DATASET ROWS start

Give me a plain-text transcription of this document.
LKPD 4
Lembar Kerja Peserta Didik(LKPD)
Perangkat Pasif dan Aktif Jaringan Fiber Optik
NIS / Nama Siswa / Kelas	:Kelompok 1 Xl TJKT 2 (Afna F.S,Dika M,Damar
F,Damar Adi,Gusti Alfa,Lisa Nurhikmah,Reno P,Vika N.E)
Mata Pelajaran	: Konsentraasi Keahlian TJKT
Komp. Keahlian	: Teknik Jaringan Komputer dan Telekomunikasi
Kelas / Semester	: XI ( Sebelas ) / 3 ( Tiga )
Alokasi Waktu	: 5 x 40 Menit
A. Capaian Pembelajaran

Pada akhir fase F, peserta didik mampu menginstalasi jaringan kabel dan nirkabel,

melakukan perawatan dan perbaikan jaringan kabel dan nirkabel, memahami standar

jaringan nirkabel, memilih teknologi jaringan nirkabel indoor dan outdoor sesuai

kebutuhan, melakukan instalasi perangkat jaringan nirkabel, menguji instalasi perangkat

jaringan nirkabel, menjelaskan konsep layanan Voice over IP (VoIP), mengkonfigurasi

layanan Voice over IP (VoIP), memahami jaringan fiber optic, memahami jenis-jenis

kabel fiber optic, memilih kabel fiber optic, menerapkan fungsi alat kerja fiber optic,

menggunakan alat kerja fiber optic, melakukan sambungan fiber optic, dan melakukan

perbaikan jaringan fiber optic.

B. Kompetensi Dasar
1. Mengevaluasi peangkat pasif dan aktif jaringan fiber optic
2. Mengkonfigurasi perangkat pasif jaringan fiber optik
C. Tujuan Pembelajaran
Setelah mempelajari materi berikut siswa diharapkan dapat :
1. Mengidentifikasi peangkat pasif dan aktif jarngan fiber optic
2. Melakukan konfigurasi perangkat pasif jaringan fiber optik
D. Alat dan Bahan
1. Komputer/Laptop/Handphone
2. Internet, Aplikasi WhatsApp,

DATASET ROWS end

◆ **WHAT THIS TASK INVOLVES**:
Show all lines from the listing above in which "Pembelajaran" appears.

◆ **RESPONSE**:
A. Capaian Pembelajaran
C. Tujuan Pembelajaran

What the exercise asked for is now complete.